● **Set exercise**: Copy each line that contains the word "data".

# START OF Material for the task

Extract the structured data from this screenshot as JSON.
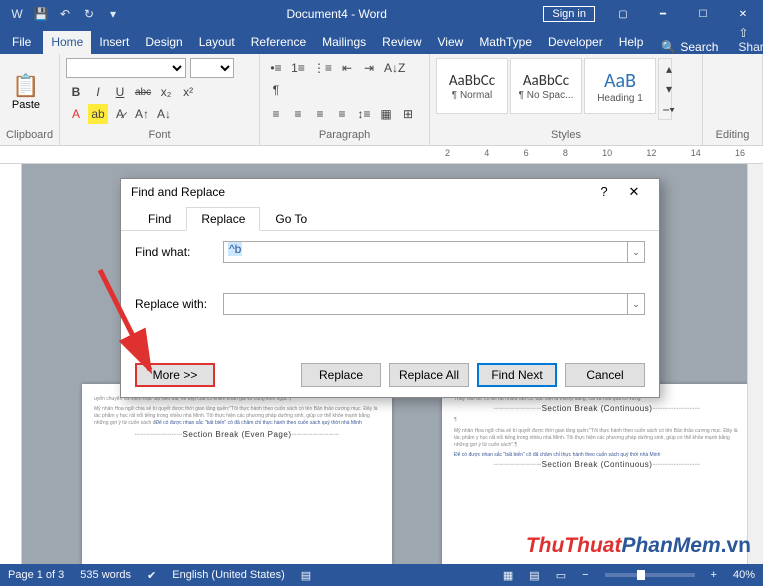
{
  "titlebar": {
    "title": "Document4 - Word",
    "signin": "Sign in",
    "qat_icons": [
      "save-icon",
      "undo-icon",
      "redo-icon",
      "dropdown-icon"
    ]
  },
  "tabs": {
    "items": [
      "File",
      "Home",
      "Insert",
      "Design",
      "Layout",
      "Reference",
      "Mailings",
      "Review",
      "View",
      "MathType",
      "Developer",
      "Help"
    ],
    "active": "Home",
    "search": "Search",
    "share": "Share"
  },
  "ribbon": {
    "clipboard": {
      "label": "Clipboard",
      "paste": "Paste"
    },
    "font": {
      "label": "Font",
      "bold": "B",
      "italic": "I",
      "underline": "U",
      "strike": "abc",
      "sub": "x₂",
      "sup": "x²"
    },
    "paragraph": {
      "label": "Paragraph"
    },
    "styles": {
      "label": "Styles",
      "items": [
        {
          "sample": "AaBbCc",
          "name": "¶ Normal"
        },
        {
          "sample": "AaBbCc",
          "name": "¶ No Spac..."
        },
        {
          "sample": "AaB",
          "name": "Heading 1"
        }
      ]
    },
    "editing": {
      "label": "Editing"
    }
  },
  "ruler": {
    "marks": [
      "2",
      "4",
      "6",
      "8",
      "10",
      "12",
      "14",
      "16"
    ]
  },
  "dialog": {
    "title": "Find and Replace",
    "tabs": {
      "find": "Find",
      "replace": "Replace",
      "goto": "Go To"
    },
    "find_label": "Find what:",
    "find_value": "^b",
    "replace_label": "Replace with:",
    "replace_value": "",
    "buttons": {
      "more": "More >>",
      "replace": "Replace",
      "replace_all": "Replace All",
      "find_next": "Find Next",
      "cancel": "Cancel"
    }
  },
  "document": {
    "section_break_even": "Section Break (Even Page)",
    "section_break_cont": "Section Break (Continuous)"
  },
  "statusbar": {
    "page": "Page 1 of 3",
    "words": "535 words",
    "language": "English (United States)",
    "zoom": "40%"
  },
  "watermark": {
    "a": "ThuThuat",
    "b": "PhanMem",
    "c": ".vn"
  }
}
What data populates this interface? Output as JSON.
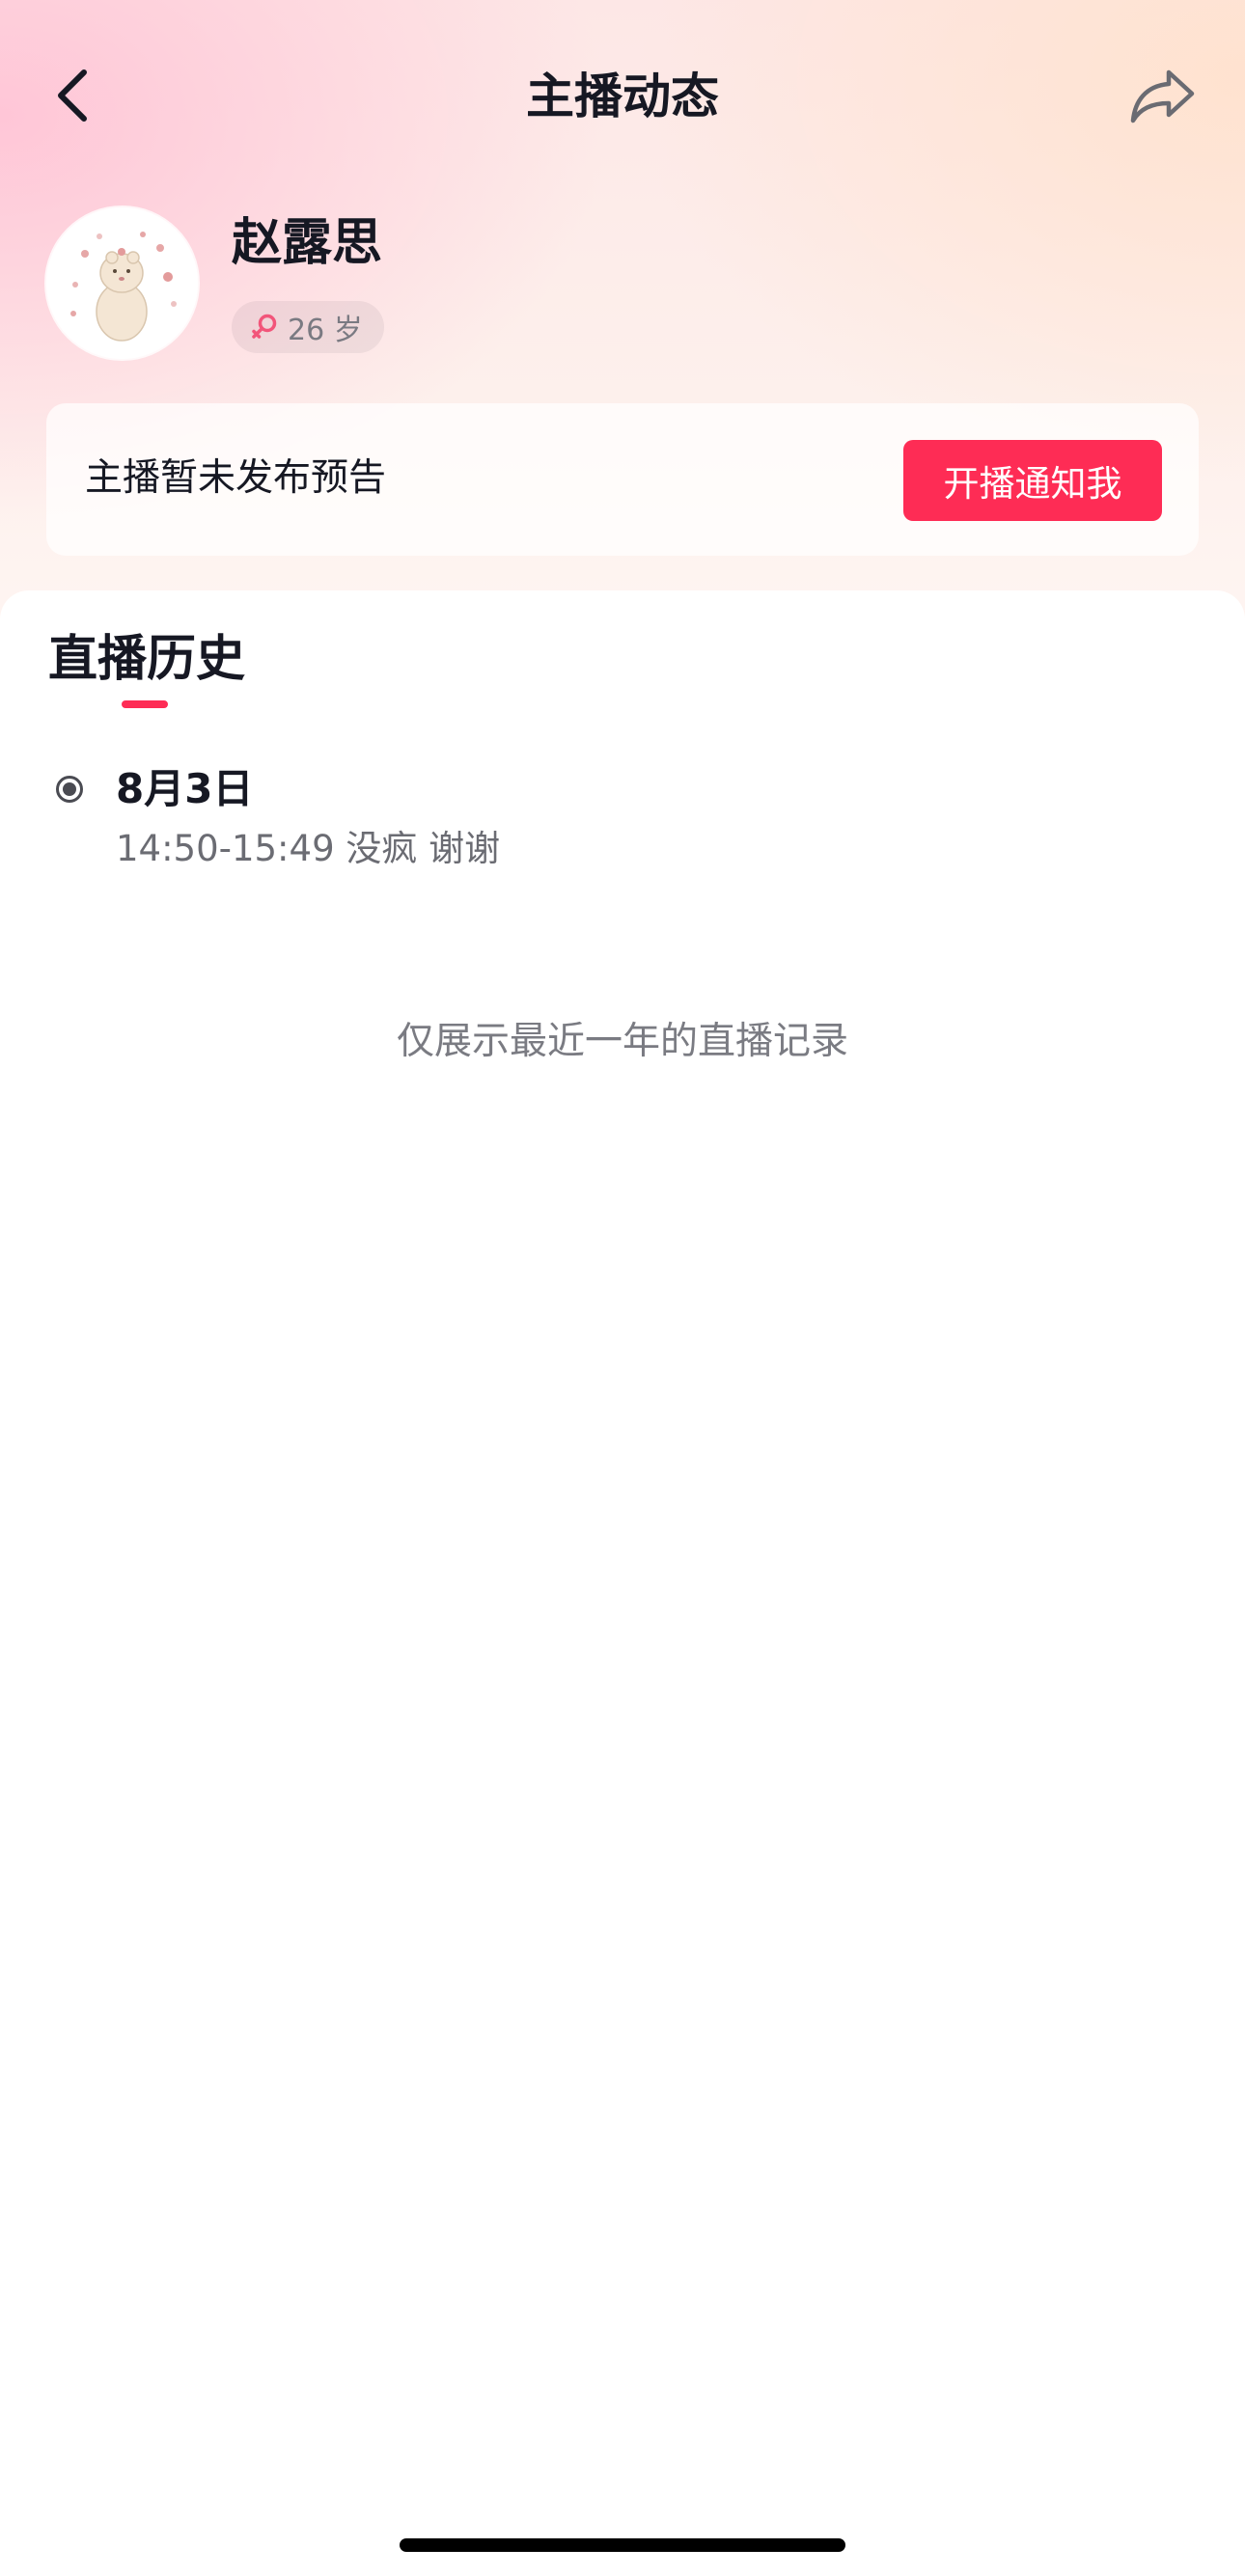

# END OF Material for the task

● **Correct response**:
Extract the structured data from this screenshot as JSON.
What data populates this interface? Output as JSON.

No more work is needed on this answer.